Given instruction:
Show every line in the records below that contains the word "Phường".

Collected data:

---

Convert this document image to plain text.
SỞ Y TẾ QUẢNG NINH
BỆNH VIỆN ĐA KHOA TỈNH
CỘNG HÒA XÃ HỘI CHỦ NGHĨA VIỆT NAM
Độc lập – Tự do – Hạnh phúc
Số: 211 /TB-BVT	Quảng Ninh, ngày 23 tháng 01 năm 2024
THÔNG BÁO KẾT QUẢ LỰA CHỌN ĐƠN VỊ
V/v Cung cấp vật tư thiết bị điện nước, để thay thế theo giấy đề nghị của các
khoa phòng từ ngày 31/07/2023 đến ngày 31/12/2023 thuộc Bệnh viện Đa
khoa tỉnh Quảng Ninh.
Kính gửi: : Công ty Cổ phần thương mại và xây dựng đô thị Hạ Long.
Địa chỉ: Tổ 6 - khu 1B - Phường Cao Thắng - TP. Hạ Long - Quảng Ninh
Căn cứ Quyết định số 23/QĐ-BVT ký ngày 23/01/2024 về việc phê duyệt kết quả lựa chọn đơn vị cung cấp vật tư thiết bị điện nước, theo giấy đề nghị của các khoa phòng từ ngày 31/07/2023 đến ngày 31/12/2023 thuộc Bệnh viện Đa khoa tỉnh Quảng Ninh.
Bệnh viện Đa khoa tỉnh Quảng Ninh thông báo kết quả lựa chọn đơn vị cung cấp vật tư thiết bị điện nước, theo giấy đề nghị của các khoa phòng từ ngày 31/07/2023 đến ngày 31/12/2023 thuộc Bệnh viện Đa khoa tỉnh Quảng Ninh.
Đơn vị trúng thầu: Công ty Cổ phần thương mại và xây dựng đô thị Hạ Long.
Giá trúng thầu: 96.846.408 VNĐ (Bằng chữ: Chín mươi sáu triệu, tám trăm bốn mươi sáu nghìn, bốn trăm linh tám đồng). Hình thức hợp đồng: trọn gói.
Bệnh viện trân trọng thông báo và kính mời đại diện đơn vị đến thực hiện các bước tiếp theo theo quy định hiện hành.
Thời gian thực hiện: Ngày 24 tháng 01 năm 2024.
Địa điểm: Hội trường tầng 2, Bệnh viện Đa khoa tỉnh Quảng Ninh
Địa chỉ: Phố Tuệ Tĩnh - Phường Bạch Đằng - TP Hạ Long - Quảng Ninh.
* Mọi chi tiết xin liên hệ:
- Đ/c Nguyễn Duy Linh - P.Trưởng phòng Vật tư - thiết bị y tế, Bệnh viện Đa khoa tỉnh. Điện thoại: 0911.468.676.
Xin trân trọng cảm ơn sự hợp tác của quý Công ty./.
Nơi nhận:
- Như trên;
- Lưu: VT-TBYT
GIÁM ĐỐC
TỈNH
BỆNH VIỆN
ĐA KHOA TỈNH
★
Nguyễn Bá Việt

---

Completed exercise:
Địa chỉ: Tổ 6 - khu 1B - Phường Cao Thắng - TP. Hạ Long - Quảng Ninh
Địa chỉ: Phố Tuệ Tĩnh - Phường Bạch Đằng - TP Hạ Long - Quảng Ninh.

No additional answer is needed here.